Exercise directions. Please reproduce the rows between the line containing "Localize each UI" and the line containing "x-tick-label-780: 780 [532, 378, 560, 397]", inclusive, without changing them.

* start Raw records *

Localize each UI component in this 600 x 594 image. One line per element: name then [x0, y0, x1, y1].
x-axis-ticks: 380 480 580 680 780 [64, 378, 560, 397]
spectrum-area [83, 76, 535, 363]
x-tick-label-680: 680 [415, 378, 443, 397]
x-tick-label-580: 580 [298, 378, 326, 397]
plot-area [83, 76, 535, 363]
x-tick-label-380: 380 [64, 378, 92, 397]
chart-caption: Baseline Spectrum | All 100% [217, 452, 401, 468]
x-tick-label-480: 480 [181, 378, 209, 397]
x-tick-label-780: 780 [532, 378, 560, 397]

* end Raw records *
* start Raw records *

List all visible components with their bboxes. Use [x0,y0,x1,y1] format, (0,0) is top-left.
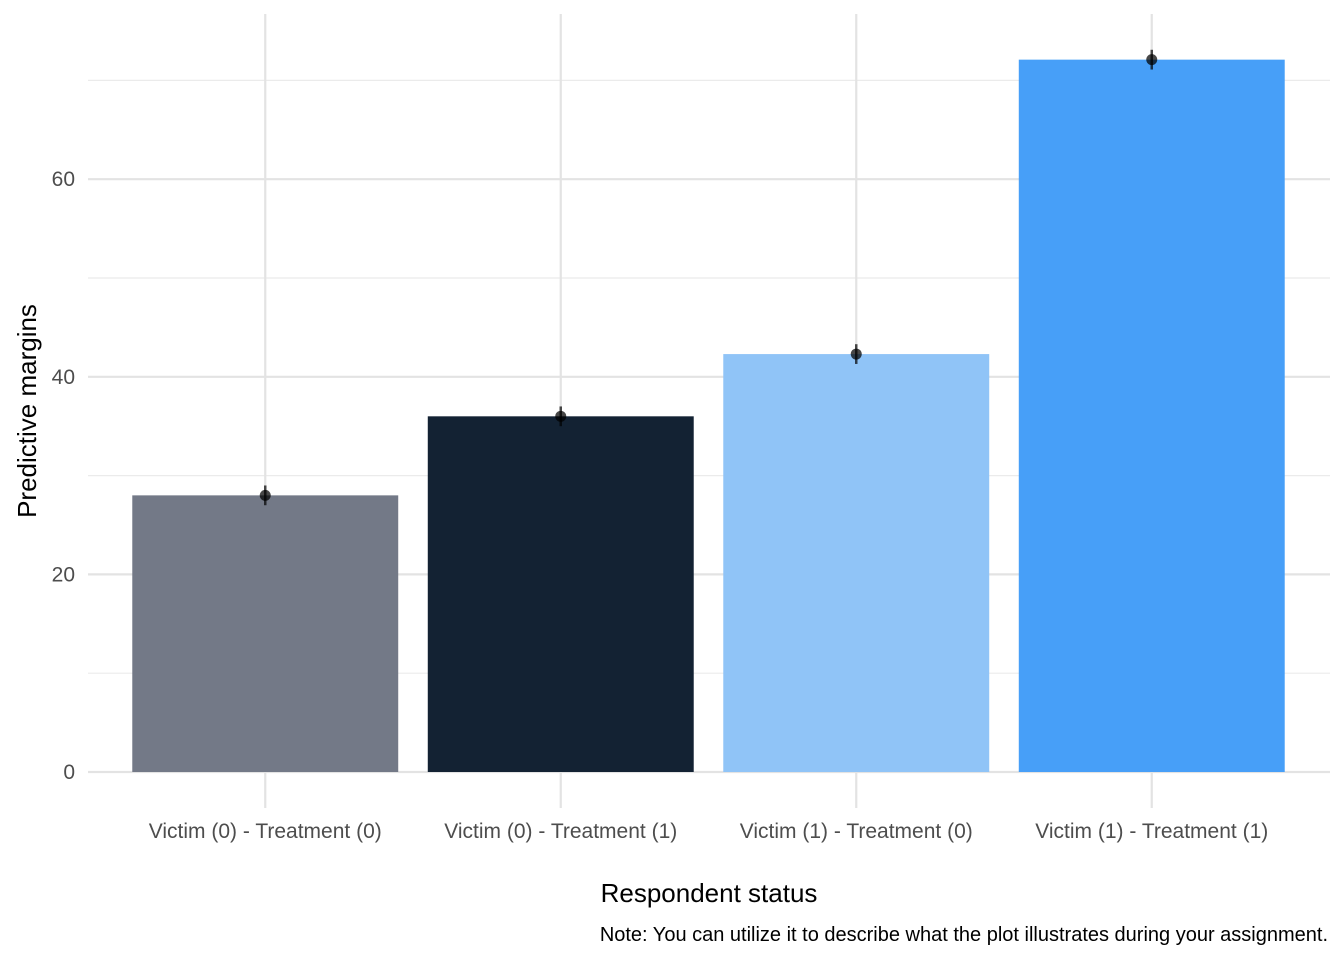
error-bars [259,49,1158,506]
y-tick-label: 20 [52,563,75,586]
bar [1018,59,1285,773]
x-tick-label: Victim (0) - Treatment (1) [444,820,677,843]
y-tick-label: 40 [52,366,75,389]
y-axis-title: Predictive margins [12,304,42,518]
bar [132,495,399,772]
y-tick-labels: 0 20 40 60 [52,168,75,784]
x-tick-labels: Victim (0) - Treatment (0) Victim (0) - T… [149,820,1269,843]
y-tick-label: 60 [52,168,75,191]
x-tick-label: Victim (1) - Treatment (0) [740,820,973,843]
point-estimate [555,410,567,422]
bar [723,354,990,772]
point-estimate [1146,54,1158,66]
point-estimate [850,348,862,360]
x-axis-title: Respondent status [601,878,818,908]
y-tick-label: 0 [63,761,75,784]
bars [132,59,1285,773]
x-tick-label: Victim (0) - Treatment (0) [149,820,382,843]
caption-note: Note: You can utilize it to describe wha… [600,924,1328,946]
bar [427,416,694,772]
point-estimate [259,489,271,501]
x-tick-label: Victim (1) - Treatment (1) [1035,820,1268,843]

* end Raw records *
* start Raw records *

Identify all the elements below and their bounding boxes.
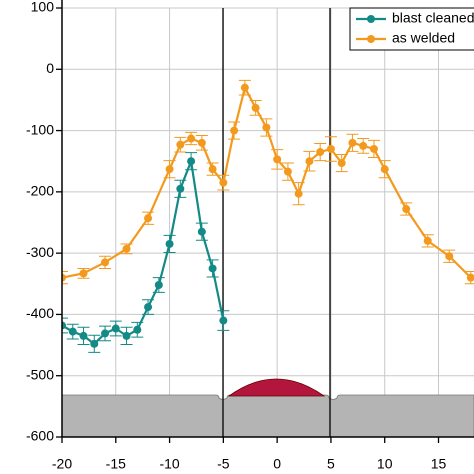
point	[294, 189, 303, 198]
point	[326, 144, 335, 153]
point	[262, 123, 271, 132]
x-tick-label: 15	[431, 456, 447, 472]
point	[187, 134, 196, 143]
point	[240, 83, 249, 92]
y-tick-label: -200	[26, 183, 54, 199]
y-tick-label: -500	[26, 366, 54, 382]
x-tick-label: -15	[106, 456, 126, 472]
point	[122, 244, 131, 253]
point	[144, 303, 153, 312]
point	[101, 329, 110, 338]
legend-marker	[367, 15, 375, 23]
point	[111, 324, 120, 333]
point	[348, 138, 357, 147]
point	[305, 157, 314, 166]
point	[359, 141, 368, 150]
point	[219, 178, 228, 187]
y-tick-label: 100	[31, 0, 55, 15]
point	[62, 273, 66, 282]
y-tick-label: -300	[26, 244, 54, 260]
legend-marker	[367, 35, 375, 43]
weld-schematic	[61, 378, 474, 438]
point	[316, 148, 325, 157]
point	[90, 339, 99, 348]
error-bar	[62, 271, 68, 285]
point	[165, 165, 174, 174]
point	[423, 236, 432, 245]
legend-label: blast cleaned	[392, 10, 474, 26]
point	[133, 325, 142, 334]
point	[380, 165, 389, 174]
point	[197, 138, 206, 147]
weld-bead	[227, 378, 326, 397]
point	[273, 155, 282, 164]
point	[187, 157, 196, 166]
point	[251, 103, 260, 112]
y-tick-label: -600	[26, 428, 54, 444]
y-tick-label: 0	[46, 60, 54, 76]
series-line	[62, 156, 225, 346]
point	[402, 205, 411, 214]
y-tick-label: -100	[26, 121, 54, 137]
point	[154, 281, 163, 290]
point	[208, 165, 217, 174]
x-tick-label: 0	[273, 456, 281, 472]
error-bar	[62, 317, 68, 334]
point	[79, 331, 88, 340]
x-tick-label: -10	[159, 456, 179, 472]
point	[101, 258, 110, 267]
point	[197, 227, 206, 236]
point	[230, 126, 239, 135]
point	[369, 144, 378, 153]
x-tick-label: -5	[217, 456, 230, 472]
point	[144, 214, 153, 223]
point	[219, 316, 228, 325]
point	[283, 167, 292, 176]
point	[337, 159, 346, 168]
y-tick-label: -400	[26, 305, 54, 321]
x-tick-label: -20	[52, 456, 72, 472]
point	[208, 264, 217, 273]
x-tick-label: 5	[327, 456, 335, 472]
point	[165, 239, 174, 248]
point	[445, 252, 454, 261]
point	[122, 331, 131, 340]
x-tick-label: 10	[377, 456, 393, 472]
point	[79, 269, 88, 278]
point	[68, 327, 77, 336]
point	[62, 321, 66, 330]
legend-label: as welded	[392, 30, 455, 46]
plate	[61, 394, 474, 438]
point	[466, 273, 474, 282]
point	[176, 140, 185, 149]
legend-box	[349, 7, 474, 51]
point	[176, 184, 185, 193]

* end Raw records *

Response to the task.
Localize each UI component in this 600 x 594 image. One line per element: name then [x0, y0, x1, y1].
x-axis-ticks: 380 480 580 680 780 [64, 378, 560, 397]
spectrum-area [83, 76, 535, 363]
x-tick-label-680: 680 [415, 378, 443, 397]
x-tick-label-580: 580 [298, 378, 326, 397]
plot-area [83, 76, 535, 363]
x-tick-label-380: 380 [64, 378, 92, 397]
chart-caption: Baseline Spectrum | All 100% [217, 452, 401, 468]
x-tick-label-480: 480 [181, 378, 209, 397]
x-tick-label-780: 780 [532, 378, 560, 397]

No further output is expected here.